#### Exercise instructions
Can you reproduce the data beneath, keeping every line exact?
┄┄┄┄┄┄┄┄┄┄
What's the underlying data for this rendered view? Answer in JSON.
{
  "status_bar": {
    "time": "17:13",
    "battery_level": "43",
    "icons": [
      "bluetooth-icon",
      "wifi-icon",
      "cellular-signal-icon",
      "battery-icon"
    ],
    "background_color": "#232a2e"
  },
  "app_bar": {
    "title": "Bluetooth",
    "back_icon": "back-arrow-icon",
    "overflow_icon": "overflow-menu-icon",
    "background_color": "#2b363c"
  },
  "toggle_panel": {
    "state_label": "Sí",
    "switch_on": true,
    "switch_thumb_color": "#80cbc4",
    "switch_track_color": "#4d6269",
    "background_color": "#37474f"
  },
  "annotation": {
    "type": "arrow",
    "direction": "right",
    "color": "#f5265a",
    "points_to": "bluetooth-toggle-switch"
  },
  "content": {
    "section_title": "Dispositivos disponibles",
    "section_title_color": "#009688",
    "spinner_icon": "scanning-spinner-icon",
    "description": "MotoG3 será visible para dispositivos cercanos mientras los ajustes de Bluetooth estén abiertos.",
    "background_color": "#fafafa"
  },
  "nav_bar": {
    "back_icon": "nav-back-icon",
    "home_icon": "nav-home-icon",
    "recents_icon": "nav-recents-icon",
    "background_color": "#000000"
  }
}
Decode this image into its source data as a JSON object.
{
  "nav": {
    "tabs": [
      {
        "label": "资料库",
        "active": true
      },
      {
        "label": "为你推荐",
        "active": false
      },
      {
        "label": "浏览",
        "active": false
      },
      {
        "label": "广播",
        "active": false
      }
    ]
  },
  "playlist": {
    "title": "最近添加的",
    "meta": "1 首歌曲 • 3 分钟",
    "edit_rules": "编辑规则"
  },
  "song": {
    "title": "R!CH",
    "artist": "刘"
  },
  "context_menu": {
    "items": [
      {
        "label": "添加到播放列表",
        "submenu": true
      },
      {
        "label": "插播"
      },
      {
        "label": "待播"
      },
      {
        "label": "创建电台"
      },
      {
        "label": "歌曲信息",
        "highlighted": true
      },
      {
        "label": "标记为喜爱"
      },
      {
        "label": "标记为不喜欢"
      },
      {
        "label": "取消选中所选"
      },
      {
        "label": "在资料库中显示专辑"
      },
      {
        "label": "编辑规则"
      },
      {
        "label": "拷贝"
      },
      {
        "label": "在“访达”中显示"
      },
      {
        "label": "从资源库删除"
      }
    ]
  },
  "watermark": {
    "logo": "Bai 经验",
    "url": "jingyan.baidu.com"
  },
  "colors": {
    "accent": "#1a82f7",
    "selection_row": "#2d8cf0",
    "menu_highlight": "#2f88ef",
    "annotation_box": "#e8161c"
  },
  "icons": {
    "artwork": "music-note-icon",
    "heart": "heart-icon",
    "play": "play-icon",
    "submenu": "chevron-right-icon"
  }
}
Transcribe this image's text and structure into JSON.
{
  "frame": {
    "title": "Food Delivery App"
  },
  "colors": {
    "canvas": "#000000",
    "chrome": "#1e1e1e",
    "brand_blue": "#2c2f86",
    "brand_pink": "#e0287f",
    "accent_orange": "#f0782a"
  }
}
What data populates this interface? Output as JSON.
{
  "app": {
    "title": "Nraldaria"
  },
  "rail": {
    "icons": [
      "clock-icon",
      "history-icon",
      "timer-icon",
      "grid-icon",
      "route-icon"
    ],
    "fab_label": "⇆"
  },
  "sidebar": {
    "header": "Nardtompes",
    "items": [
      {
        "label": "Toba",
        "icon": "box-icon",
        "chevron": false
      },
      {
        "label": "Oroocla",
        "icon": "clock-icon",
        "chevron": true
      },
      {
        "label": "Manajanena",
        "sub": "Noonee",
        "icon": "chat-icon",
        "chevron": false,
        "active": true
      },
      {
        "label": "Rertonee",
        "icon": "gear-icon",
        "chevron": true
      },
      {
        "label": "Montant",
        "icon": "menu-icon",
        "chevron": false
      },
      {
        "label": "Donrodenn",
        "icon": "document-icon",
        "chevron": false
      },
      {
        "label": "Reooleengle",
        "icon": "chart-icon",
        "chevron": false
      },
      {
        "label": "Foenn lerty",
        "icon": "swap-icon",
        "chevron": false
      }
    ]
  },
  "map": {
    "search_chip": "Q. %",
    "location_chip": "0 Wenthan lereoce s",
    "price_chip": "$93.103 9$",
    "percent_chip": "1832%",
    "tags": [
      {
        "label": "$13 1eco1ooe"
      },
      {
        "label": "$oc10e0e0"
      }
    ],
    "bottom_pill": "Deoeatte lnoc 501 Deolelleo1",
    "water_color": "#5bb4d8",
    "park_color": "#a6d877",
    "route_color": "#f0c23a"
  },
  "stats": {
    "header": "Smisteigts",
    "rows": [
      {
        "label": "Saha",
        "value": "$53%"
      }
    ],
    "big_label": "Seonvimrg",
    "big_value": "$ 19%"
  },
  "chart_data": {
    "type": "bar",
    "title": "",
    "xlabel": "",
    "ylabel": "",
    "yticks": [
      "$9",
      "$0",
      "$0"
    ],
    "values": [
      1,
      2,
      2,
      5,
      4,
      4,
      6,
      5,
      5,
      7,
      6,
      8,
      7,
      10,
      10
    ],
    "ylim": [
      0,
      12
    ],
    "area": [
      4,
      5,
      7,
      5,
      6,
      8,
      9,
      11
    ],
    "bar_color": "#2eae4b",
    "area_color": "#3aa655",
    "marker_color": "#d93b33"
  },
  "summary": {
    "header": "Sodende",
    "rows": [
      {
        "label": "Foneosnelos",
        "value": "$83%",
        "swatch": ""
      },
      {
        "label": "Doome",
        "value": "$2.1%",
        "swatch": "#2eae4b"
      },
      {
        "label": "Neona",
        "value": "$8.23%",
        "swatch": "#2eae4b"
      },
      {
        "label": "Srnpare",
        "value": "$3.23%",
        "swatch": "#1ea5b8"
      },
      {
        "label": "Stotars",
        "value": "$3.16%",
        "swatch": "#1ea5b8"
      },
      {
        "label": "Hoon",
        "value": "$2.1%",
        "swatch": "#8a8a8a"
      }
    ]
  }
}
┄┄┄┄┄┄┄┄┄┄
#### Solution for this task
What's the underlying data for this rendered view? Answer in JSON.
{
  "status_bar": {
    "time": "17:13",
    "battery_level": "43",
    "icons": [
      "bluetooth-icon",
      "wifi-icon",
      "cellular-signal-icon",
      "battery-icon"
    ],
    "background_color": "#232a2e"
  },
  "app_bar": {
    "title": "Bluetooth",
    "back_icon": "back-arrow-icon",
    "overflow_icon": "overflow-menu-icon",
    "background_color": "#2b363c"
  },
  "toggle_panel": {
    "state_label": "Sí",
    "switch_on": true,
    "switch_thumb_color": "#80cbc4",
    "switch_track_color": "#4d6269",
    "background_color": "#37474f"
  },
  "annotation": {
    "type": "arrow",
    "direction": "right",
    "color": "#f5265a",
    "points_to": "bluetooth-toggle-switch"
  },
  "content": {
    "section_title": "Dispositivos disponibles",
    "section_title_color": "#009688",
    "spinner_icon": "scanning-spinner-icon",
    "description": "MotoG3 será visible para dispositivos cercanos mientras los ajustes de Bluetooth estén abiertos.",
    "background_color": "#fafafa"
  },
  "nav_bar": {
    "back_icon": "nav-back-icon",
    "home_icon": "nav-home-icon",
    "recents_icon": "nav-recents-icon",
    "background_color": "#000000"
  }
}
Decode this image into its source data as a JSON object.
{
  "nav": {
    "tabs": [
      {
        "label": "资料库",
        "active": true
      },
      {
        "label": "为你推荐",
        "active": false
      },
      {
        "label": "浏览",
        "active": false
      },
      {
        "label": "广播",
        "active": false
      }
    ]
  },
  "playlist": {
    "title": "最近添加的",
    "meta": "1 首歌曲 • 3 分钟",
    "edit_rules": "编辑规则"
  },
  "song": {
    "title": "R!CH",
    "artist": "刘"
  },
  "context_menu": {
    "items": [
      {
        "label": "添加到播放列表",
        "submenu": true
      },
      {
        "label": "插播"
      },
      {
        "label": "待播"
      },
      {
        "label": "创建电台"
      },
      {
        "label": "歌曲信息",
        "highlighted": true
      },
      {
        "label": "标记为喜爱"
      },
      {
        "label": "标记为不喜欢"
      },
      {
        "label": "取消选中所选"
      },
      {
        "label": "在资料库中显示专辑"
      },
      {
        "label": "编辑规则"
      },
      {
        "label": "拷贝"
      },
      {
        "label": "在“访达”中显示"
      },
      {
        "label": "从资源库删除"
      }
    ]
  },
  "watermark": {
    "logo": "Bai 经验",
    "url": "jingyan.baidu.com"
  },
  "colors": {
    "accent": "#1a82f7",
    "selection_row": "#2d8cf0",
    "menu_highlight": "#2f88ef",
    "annotation_box": "#e8161c"
  },
  "icons": {
    "artwork": "music-note-icon",
    "heart": "heart-icon",
    "play": "play-icon",
    "submenu": "chevron-right-icon"
  }
}
Transcribe this image's text and structure into JSON.
{
  "frame": {
    "title": "Food Delivery App"
  },
  "colors": {
    "canvas": "#000000",
    "chrome": "#1e1e1e",
    "brand_blue": "#2c2f86",
    "brand_pink": "#e0287f",
    "accent_orange": "#f0782a"
  }
}
What data populates this interface? Output as JSON.
{
  "app": {
    "title": "Nraldaria"
  },
  "rail": {
    "icons": [
      "clock-icon",
      "history-icon",
      "timer-icon",
      "grid-icon",
      "route-icon"
    ],
    "fab_label": "⇆"
  },
  "sidebar": {
    "header": "Nardtompes",
    "items": [
      {
        "label": "Toba",
        "icon": "box-icon",
        "chevron": false
      },
      {
        "label": "Oroocla",
        "icon": "clock-icon",
        "chevron": true
      },
      {
        "label": "Manajanena",
        "sub": "Noonee",
        "icon": "chat-icon",
        "chevron": false,
        "active": true
      },
      {
        "label": "Rertonee",
        "icon": "gear-icon",
        "chevron": true
      },
      {
        "label": "Montant",
        "icon": "menu-icon",
        "chevron": false
      },
      {
        "label": "Donrodenn",
        "icon": "document-icon",
        "chevron": false
      },
      {
        "label": "Reooleengle",
        "icon": "chart-icon",
        "chevron": false
      },
      {
        "label": "Foenn lerty",
        "icon": "swap-icon",
        "chevron": false
      }
    ]
  },
  "map": {
    "search_chip": "Q. %",
    "location_chip": "0 Wenthan lereoce s",
    "price_chip": "$93.103 9$",
    "percent_chip": "1832%",
    "tags": [
      {
        "label": "$13 1eco1ooe"
      },
      {
        "label": "$oc10e0e0"
      }
    ],
    "bottom_pill": "Deoeatte lnoc 501 Deolelleo1",
    "water_color": "#5bb4d8",
    "park_color": "#a6d877",
    "route_color": "#f0c23a"
  },
  "stats": {
    "header": "Smisteigts",
    "rows": [
      {
        "label": "Saha",
        "value": "$53%"
      }
    ],
    "big_label": "Seonvimrg",
    "big_value": "$ 19%"
  },
  "chart_data": {
    "type": "bar",
    "title": "",
    "xlabel": "",
    "ylabel": "",
    "yticks": [
      "$9",
      "$0",
      "$0"
    ],
    "values": [
      1,
      2,
      2,
      5,
      4,
      4,
      6,
      5,
      5,
      7,
      6,
      8,
      7,
      10,
      10
    ],
    "ylim": [
      0,
      12
    ],
    "area": [
      4,
      5,
      7,
      5,
      6,
      8,
      9,
      11
    ],
    "bar_color": "#2eae4b",
    "area_color": "#3aa655",
    "marker_color": "#d93b33"
  },
  "summary": {
    "header": "Sodende",
    "rows": [
      {
        "label": "Foneosnelos",
        "value": "$83%",
        "swatch": ""
      },
      {
        "label": "Doome",
        "value": "$2.1%",
        "swatch": "#2eae4b"
      },
      {
        "label": "Neona",
        "value": "$8.23%",
        "swatch": "#2eae4b"
      },
      {
        "label": "Srnpare",
        "value": "$3.23%",
        "swatch": "#1ea5b8"
      },
      {
        "label": "Stotars",
        "value": "$3.16%",
        "swatch": "#1ea5b8"
      },
      {
        "label": "Hoon",
        "value": "$2.1%",
        "swatch": "#8a8a8a"
      }
    ]
  }
}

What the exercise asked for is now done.